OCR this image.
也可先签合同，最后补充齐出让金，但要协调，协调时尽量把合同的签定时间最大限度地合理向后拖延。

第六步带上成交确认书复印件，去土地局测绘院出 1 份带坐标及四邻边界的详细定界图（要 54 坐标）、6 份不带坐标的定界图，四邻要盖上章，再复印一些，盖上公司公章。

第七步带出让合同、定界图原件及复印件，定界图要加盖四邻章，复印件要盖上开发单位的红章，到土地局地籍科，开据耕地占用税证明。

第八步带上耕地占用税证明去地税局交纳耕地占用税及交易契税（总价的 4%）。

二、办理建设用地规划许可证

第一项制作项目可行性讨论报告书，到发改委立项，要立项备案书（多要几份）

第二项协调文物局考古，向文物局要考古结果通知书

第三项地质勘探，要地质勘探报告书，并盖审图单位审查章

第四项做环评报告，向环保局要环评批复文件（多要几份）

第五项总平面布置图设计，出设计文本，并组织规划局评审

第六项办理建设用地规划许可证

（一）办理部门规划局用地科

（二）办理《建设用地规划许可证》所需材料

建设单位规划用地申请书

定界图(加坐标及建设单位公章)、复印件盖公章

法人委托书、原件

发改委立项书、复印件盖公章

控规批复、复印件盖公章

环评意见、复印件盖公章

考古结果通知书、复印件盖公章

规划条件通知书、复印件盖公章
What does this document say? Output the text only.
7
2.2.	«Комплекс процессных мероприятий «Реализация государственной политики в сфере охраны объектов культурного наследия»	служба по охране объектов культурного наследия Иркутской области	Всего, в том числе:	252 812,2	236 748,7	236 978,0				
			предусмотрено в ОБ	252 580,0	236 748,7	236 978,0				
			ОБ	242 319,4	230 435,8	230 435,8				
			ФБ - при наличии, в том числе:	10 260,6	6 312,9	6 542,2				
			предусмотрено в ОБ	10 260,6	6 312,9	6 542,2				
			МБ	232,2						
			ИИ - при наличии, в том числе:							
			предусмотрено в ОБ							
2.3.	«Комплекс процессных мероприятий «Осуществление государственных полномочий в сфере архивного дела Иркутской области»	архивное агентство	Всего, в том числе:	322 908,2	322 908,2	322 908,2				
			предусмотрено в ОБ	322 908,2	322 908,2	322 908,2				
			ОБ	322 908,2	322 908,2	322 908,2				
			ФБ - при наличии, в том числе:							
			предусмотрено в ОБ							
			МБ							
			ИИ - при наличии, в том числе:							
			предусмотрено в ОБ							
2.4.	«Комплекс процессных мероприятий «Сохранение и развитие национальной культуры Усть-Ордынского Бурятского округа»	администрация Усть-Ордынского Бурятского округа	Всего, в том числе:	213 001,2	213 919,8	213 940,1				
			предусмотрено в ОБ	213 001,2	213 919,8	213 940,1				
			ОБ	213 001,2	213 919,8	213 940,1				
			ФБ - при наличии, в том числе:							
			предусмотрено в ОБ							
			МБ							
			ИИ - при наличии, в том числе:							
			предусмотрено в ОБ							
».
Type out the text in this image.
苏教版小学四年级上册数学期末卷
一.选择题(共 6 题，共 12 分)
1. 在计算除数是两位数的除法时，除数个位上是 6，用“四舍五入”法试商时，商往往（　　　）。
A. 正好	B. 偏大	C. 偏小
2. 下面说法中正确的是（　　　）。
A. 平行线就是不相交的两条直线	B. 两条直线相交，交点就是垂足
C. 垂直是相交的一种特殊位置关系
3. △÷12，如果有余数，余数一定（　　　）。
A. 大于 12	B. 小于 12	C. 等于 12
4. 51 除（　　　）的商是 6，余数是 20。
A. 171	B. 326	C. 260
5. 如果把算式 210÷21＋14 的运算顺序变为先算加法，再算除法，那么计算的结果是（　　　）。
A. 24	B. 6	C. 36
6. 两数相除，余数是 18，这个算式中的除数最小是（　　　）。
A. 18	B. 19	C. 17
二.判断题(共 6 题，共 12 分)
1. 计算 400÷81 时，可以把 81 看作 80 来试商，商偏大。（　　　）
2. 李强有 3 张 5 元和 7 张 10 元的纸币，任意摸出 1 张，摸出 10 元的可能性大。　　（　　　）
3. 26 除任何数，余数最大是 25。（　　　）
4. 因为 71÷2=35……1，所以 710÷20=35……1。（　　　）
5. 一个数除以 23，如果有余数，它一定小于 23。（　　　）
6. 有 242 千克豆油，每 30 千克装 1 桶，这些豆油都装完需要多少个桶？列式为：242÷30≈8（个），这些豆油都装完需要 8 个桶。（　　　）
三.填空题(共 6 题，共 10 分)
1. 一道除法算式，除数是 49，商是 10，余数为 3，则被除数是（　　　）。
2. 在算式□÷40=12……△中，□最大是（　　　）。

## Directions for this task
Find every line in the records above that holds the word "image", and copy each one.

## Answer in full
OCR this image.
Type out the text in this image.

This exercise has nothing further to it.